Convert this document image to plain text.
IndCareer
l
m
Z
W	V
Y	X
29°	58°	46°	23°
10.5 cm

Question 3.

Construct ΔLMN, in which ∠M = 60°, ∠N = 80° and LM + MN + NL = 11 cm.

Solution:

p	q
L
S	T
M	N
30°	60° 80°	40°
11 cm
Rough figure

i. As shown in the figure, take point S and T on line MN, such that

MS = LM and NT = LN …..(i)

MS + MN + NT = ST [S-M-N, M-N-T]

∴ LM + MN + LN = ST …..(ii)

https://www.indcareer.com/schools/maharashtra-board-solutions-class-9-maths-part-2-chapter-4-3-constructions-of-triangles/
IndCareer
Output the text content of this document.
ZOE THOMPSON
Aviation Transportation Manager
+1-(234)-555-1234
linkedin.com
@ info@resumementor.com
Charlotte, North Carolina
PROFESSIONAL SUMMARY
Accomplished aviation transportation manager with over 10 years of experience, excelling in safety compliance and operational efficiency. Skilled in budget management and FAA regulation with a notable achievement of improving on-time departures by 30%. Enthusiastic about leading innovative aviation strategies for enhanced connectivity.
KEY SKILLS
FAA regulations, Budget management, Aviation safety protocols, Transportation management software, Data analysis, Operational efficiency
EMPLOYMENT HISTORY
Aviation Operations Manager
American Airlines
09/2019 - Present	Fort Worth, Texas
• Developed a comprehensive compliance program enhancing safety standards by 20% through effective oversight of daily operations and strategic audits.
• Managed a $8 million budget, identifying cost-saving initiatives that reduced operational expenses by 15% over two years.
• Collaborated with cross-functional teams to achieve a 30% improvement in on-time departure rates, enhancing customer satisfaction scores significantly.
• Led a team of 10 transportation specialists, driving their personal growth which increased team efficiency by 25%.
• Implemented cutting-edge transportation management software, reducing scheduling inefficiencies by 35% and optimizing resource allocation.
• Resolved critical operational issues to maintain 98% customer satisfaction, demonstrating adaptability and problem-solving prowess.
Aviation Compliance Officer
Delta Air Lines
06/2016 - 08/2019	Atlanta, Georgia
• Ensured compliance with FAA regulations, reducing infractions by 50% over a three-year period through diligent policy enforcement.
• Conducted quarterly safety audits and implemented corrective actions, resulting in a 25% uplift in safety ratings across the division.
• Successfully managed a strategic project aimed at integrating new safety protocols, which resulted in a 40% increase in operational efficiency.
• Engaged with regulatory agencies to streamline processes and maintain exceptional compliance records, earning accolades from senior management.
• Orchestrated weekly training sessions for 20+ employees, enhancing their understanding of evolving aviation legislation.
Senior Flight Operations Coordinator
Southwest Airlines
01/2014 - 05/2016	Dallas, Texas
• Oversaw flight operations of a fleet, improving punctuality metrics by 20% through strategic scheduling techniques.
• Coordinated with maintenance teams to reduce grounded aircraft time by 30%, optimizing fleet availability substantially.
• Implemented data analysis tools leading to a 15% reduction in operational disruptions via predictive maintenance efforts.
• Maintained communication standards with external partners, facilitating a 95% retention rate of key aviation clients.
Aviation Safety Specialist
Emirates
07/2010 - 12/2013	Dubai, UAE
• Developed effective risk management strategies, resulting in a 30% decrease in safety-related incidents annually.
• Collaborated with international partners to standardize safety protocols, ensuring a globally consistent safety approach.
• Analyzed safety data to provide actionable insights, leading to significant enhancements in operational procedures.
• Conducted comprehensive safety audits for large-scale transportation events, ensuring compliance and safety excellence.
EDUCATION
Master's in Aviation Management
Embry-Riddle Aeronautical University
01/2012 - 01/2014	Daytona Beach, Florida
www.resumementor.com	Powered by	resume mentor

[PROMPT] Scan the material above for the string "figure" and report each line where you find it.

[EXERCISE SOLUTION]
Rough figure
i. As shown in the figure, take point S and T on line MN, such that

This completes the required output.